Data entries for graphics:
○ ○ ○ ○
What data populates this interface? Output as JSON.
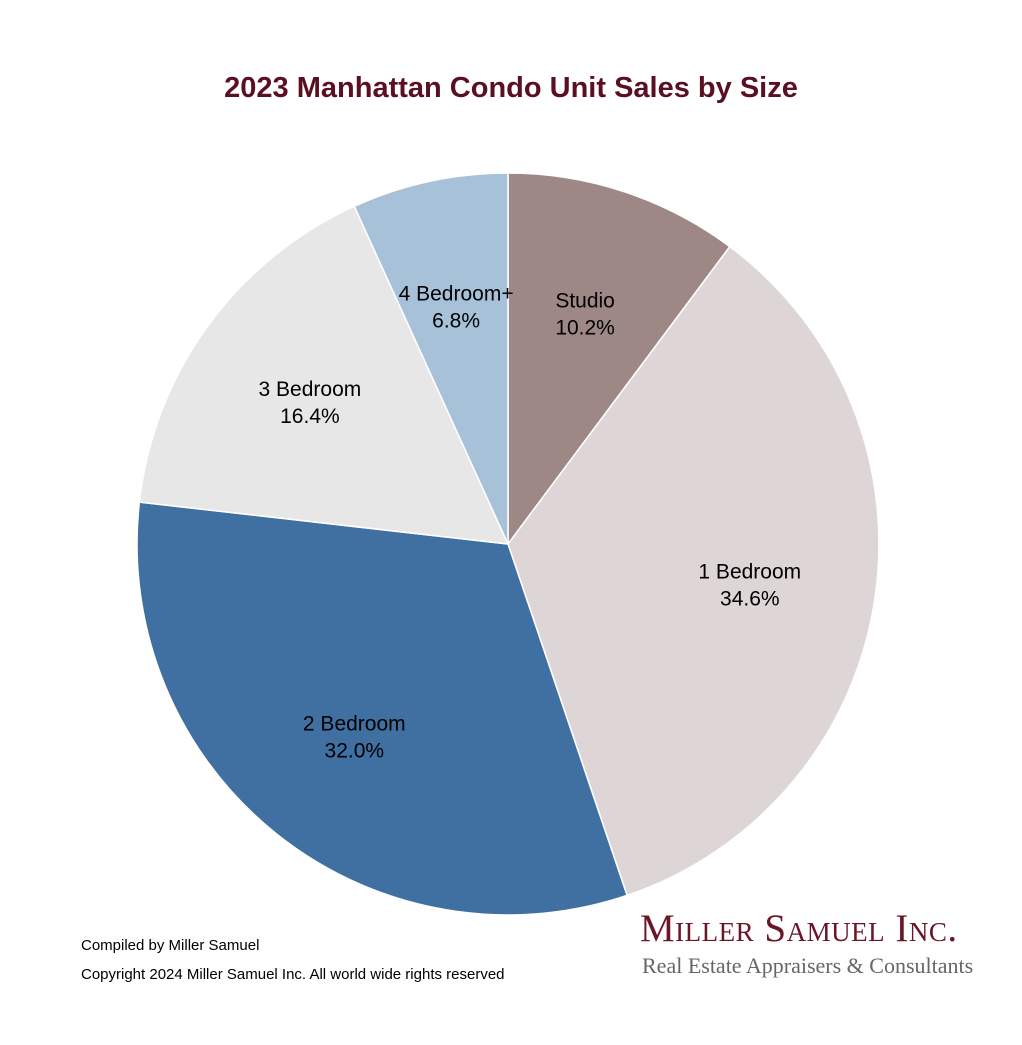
{
  "chart_data": {
    "type": "pie",
    "title": "2023 Manhattan Condo Unit Sales by Size",
    "slices": [
      {
        "label": "Studio",
        "value": 10.2,
        "value_label": "10.2%",
        "color": "#9d8886"
      },
      {
        "label": "1 Bedroom",
        "value": 34.6,
        "value_label": "34.6%",
        "color": "#ded5d6"
      },
      {
        "label": "2 Bedroom",
        "value": 32.0,
        "value_label": "32.0%",
        "color": "#406fa1"
      },
      {
        "label": "3 Bedroom",
        "value": 16.4,
        "value_label": "16.4%",
        "color": "#e8e7e8"
      },
      {
        "label": "4 Bedroom+",
        "value": 6.8,
        "value_label": "6.8%",
        "color": "#a6c1d8"
      }
    ],
    "start_angle_deg": 0,
    "direction": "clockwise",
    "legend": "none"
  },
  "footer": {
    "compiled_by": "Compiled by Miller Samuel",
    "copyright": "Copyright 2024 Miller Samuel Inc. All world wide rights reserved"
  },
  "logo": {
    "name": "Miller Samuel Inc.",
    "tagline": "Real Estate Appraisers & Consultants"
  }
}
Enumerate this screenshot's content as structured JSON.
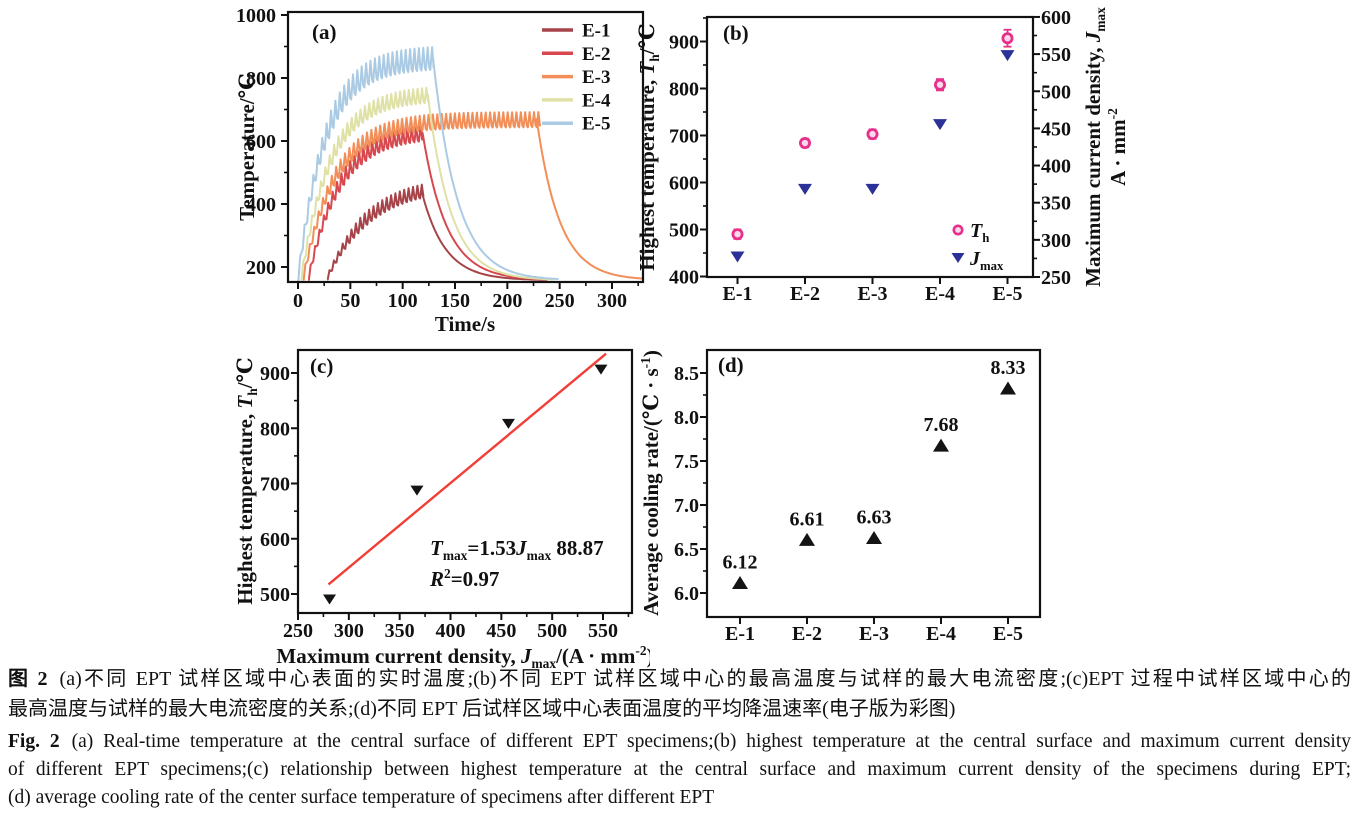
{
  "figure": {
    "panels": [
      "(a)",
      "(b)",
      "(c)",
      "(d)"
    ]
  },
  "chart_data": [
    {
      "id": "a",
      "type": "line",
      "panel": "(a)",
      "xlabel": "Time/s",
      "ylabel": "Temperature/℃",
      "xticks": [
        0,
        50,
        100,
        150,
        200,
        250,
        300
      ],
      "yticks": [
        200,
        400,
        600,
        800,
        1000
      ],
      "xlim": [
        -10,
        330
      ],
      "ylim": [
        152,
        1010
      ],
      "series": [
        {
          "label": "E-1",
          "color": "#A64449",
          "t_start": 28,
          "t_pulse_end": 118,
          "T_start": 165,
          "T_plateau": 465,
          "rise_tau": 40,
          "osc_amp": 28,
          "cool_tau": 22,
          "period": 4.2
        },
        {
          "label": "E-2",
          "color": "#D7484F",
          "t_start": 10,
          "t_pulse_end": 119,
          "T_start": 165,
          "T_plateau": 628,
          "rise_tau": 30,
          "osc_amp": 32,
          "cool_tau": 23,
          "period": 4.2
        },
        {
          "label": "E-3",
          "color": "#F28E58",
          "t_start": 5,
          "t_pulse_end": 228,
          "T_start": 165,
          "T_plateau": 660,
          "rise_tau": 30,
          "osc_amp": 32,
          "cool_tau": 22,
          "period": 4.2
        },
        {
          "label": "E-4",
          "color": "#DFE1A6",
          "t_start": 3,
          "t_pulse_end": 124,
          "T_start": 165,
          "T_plateau": 745,
          "rise_tau": 28,
          "osc_amp": 32,
          "cool_tau": 22,
          "period": 4.2
        },
        {
          "label": "E-5",
          "color": "#AACBE3",
          "t_start": 0,
          "t_pulse_end": 129,
          "T_start": 165,
          "T_plateau": 855,
          "rise_tau": 26,
          "osc_amp": 48,
          "cool_tau": 23,
          "period": 4.2
        }
      ]
    },
    {
      "id": "b",
      "type": "scatter-dual",
      "panel": "(b)",
      "categories": [
        "E-1",
        "E-2",
        "E-3",
        "E-4",
        "E-5"
      ],
      "ylabel_left_parts": [
        {
          "t": "Highest temperature, "
        },
        {
          "t": "T",
          "i": true
        },
        {
          "t": "h",
          "sub": true
        },
        {
          "t": "/℃"
        }
      ],
      "ylabel_right_line1_parts": [
        {
          "t": "Maximum current density, "
        },
        {
          "t": "J",
          "i": true
        },
        {
          "t": "max",
          "sub": true
        }
      ],
      "ylabel_right_line2_parts": [
        {
          "t": "A · mm"
        },
        {
          "t": "-2",
          "sup": true
        }
      ],
      "left_yticks": [
        400,
        500,
        600,
        700,
        800,
        900
      ],
      "left_ylim": [
        400,
        951
      ],
      "right_yticks": [
        250,
        300,
        350,
        400,
        450,
        500,
        550,
        600
      ],
      "right_ylim": [
        250,
        600
      ],
      "series": [
        {
          "name": "Th",
          "legend_parts": [
            {
              "t": "T",
              "i": true
            },
            {
              "t": "h",
              "sub": true
            }
          ],
          "marker": "circle",
          "color": "#E7308C",
          "fill": "#FBD9EB",
          "axis": "left",
          "values": [
            490,
            684,
            703,
            808,
            907
          ],
          "errors": [
            10,
            9,
            10,
            12,
            18
          ]
        },
        {
          "name": "Jmax",
          "legend_parts": [
            {
              "t": "J",
              "i": true
            },
            {
              "t": "max",
              "sub": true
            }
          ],
          "marker": "triangle-down",
          "color": "#2B3198",
          "axis": "right",
          "values": [
            277,
            368,
            368,
            455,
            548
          ]
        }
      ]
    },
    {
      "id": "c",
      "type": "scatter-fit",
      "panel": "(c)",
      "xlabel_parts": [
        {
          "t": "Maximum current density, "
        },
        {
          "t": "J",
          "i": true
        },
        {
          "t": "max",
          "sub": true
        },
        {
          "t": "/(A · mm"
        },
        {
          "t": "-2",
          "sup": true
        },
        {
          "t": ")"
        }
      ],
      "ylabel_parts": [
        {
          "t": "Highest temperature, "
        },
        {
          "t": "T",
          "i": true
        },
        {
          "t": "h",
          "sub": true
        },
        {
          "t": "/℃"
        }
      ],
      "xticks": [
        250,
        300,
        350,
        400,
        450,
        500,
        550
      ],
      "yticks": [
        500,
        600,
        700,
        800,
        900
      ],
      "xlim": [
        250,
        578
      ],
      "ylim": [
        466,
        942
      ],
      "points": {
        "x": [
          281,
          367,
          457,
          548
        ],
        "y": [
          490,
          687,
          808,
          906
        ]
      },
      "marker_color": "#141414",
      "fit": {
        "slope": 1.53,
        "intercept": 88.87,
        "x_range": [
          280,
          553
        ],
        "color": "#F23E36"
      },
      "equation_parts": [
        {
          "t": "T",
          "i": true
        },
        {
          "t": "max",
          "sub": true
        },
        {
          "t": "=1.53"
        },
        {
          "t": "J",
          "i": true
        },
        {
          "t": "max",
          "sub": true
        },
        {
          "t": " 88.87"
        }
      ],
      "r2_parts": [
        {
          "t": "R",
          "i": true
        },
        {
          "t": "2",
          "sup": true
        },
        {
          "t": "=0.97"
        }
      ]
    },
    {
      "id": "d",
      "type": "scatter-labeled",
      "panel": "(d)",
      "categories": [
        "E-1",
        "E-2",
        "E-3",
        "E-4",
        "E-5"
      ],
      "ylabel_parts": [
        {
          "t": "Average cooling rate/(℃ · s"
        },
        {
          "t": "-1",
          "sup": true
        },
        {
          "t": ")"
        }
      ],
      "ytick_labels": [
        "6.0",
        "6.5",
        "7.0",
        "7.5",
        "8.0",
        "8.5"
      ],
      "yticks": [
        6.0,
        6.5,
        7.0,
        7.5,
        8.0,
        8.5
      ],
      "ylim": [
        5.73,
        8.76
      ],
      "values": [
        6.12,
        6.61,
        6.63,
        7.68,
        8.33
      ],
      "labels": [
        "6.12",
        "6.61",
        "6.63",
        "7.68",
        "8.33"
      ],
      "marker_color": "#141414"
    }
  ],
  "caption": {
    "cn_prefix": "图 2",
    "cn_line1": "(a)不同 EPT 试样区域中心表面的实时温度;(b)不同 EPT 试样区域中心的最高温度与试样的最大电流密度;(c)EPT 过程中试样区域中心的",
    "cn_line2": "最高温度与试样的最大电流密度的关系;(d)不同 EPT 后试样区域中心表面温度的平均降温速率(电子版为彩图)",
    "en_prefix": "Fig. 2",
    "en_line1": "(a) Real-time temperature at the central surface of different EPT specimens;(b) highest temperature at the central surface and maximum current density",
    "en_line2": "of different EPT specimens;(c) relationship between highest temperature at the central surface and maximum current density of the specimens during EPT;",
    "en_line3": "(d) average cooling rate of the center surface temperature of specimens after different EPT"
  }
}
○ ○ ○ ○
Answer with one number: how many lines in the listing hold "density".

● **Task result**
4